> _Short exercise_:
Restate the full set of records exactly, word for word.

(Dataset records)
+ + +
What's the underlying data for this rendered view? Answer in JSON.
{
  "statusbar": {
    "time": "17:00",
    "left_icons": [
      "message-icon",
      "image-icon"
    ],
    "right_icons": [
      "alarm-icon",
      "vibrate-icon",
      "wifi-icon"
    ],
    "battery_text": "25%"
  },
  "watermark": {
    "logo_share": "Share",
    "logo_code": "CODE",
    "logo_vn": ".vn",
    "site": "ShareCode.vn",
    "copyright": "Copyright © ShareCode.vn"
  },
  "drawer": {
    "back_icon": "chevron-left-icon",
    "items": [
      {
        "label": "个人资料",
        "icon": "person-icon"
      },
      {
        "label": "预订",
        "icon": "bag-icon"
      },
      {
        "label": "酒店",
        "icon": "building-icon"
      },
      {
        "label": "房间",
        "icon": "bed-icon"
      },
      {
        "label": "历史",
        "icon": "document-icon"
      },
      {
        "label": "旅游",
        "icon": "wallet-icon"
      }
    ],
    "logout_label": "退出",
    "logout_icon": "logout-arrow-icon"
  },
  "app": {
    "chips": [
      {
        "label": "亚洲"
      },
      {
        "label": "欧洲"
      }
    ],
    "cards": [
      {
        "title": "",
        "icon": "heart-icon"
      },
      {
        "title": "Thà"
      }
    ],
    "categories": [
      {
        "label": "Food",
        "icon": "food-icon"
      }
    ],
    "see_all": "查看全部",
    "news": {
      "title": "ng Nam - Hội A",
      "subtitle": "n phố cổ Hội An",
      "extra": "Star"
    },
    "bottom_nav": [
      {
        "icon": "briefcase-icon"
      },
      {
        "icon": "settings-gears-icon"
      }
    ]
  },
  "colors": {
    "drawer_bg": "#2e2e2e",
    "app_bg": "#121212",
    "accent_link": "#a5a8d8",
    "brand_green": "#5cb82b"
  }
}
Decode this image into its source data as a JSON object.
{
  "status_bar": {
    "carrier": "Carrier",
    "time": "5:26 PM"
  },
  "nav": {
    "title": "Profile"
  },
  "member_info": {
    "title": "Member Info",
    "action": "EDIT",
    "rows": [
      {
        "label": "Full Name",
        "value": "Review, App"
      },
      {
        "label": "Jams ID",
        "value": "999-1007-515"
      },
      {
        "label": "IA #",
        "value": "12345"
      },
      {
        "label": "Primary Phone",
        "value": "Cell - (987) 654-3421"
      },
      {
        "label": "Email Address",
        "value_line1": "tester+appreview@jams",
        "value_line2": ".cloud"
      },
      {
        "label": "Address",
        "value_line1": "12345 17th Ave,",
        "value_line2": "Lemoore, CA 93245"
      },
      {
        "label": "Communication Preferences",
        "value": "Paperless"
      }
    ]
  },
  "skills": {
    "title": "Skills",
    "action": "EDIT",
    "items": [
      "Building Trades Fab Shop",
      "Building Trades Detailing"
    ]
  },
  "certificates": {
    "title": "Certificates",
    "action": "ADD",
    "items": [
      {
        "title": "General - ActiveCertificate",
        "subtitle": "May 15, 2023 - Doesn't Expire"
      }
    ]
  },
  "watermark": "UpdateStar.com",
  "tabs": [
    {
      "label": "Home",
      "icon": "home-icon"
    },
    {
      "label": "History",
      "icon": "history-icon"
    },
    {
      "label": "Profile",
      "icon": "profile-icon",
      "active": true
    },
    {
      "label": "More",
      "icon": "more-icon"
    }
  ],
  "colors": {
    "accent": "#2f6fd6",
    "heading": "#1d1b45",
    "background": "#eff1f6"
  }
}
+ + +
> _Expected output_:
What's the underlying data for this rendered view? Answer in JSON.
{
  "statusbar": {
    "time": "17:00",
    "left_icons": [
      "message-icon",
      "image-icon"
    ],
    "right_icons": [
      "alarm-icon",
      "vibrate-icon",
      "wifi-icon"
    ],
    "battery_text": "25%"
  },
  "watermark": {
    "logo_share": "Share",
    "logo_code": "CODE",
    "logo_vn": ".vn",
    "site": "ShareCode.vn",
    "copyright": "Copyright © ShareCode.vn"
  },
  "drawer": {
    "back_icon": "chevron-left-icon",
    "items": [
      {
        "label": "个人资料",
        "icon": "person-icon"
      },
      {
        "label": "预订",
        "icon": "bag-icon"
      },
      {
        "label": "酒店",
        "icon": "building-icon"
      },
      {
        "label": "房间",
        "icon": "bed-icon"
      },
      {
        "label": "历史",
        "icon": "document-icon"
      },
      {
        "label": "旅游",
        "icon": "wallet-icon"
      }
    ],
    "logout_label": "退出",
    "logout_icon": "logout-arrow-icon"
  },
  "app": {
    "chips": [
      {
        "label": "亚洲"
      },
      {
        "label": "欧洲"
      }
    ],
    "cards": [
      {
        "title": "",
        "icon": "heart-icon"
      },
      {
        "title": "Thà"
      }
    ],
    "categories": [
      {
        "label": "Food",
        "icon": "food-icon"
      }
    ],
    "see_all": "查看全部",
    "news": {
      "title": "ng Nam - Hội A",
      "subtitle": "n phố cổ Hội An",
      "extra": "Star"
    },
    "bottom_nav": [
      {
        "icon": "briefcase-icon"
      },
      {
        "icon": "settings-gears-icon"
      }
    ]
  },
  "colors": {
    "drawer_bg": "#2e2e2e",
    "app_bg": "#121212",
    "accent_link": "#a5a8d8",
    "brand_green": "#5cb82b"
  }
}
Decode this image into its source data as a JSON object.
{
  "status_bar": {
    "carrier": "Carrier",
    "time": "5:26 PM"
  },
  "nav": {
    "title": "Profile"
  },
  "member_info": {
    "title": "Member Info",
    "action": "EDIT",
    "rows": [
      {
        "label": "Full Name",
        "value": "Review, App"
      },
      {
        "label": "Jams ID",
        "value": "999-1007-515"
      },
      {
        "label": "IA #",
        "value": "12345"
      },
      {
        "label": "Primary Phone",
        "value": "Cell - (987) 654-3421"
      },
      {
        "label": "Email Address",
        "value_line1": "tester+appreview@jams",
        "value_line2": ".cloud"
      },
      {
        "label": "Address",
        "value_line1": "12345 17th Ave,",
        "value_line2": "Lemoore, CA 93245"
      },
      {
        "label": "Communication Preferences",
        "value": "Paperless"
      }
    ]
  },
  "skills": {
    "title": "Skills",
    "action": "EDIT",
    "items": [
      "Building Trades Fab Shop",
      "Building Trades Detailing"
    ]
  },
  "certificates": {
    "title": "Certificates",
    "action": "ADD",
    "items": [
      {
        "title": "General - ActiveCertificate",
        "subtitle": "May 15, 2023 - Doesn't Expire"
      }
    ]
  },
  "watermark": "UpdateStar.com",
  "tabs": [
    {
      "label": "Home",
      "icon": "home-icon"
    },
    {
      "label": "History",
      "icon": "history-icon"
    },
    {
      "label": "Profile",
      "icon": "profile-icon",
      "active": true
    },
    {
      "label": "More",
      "icon": "more-icon"
    }
  ],
  "colors": {
    "accent": "#2f6fd6",
    "heading": "#1d1b45",
    "background": "#eff1f6"
  }
}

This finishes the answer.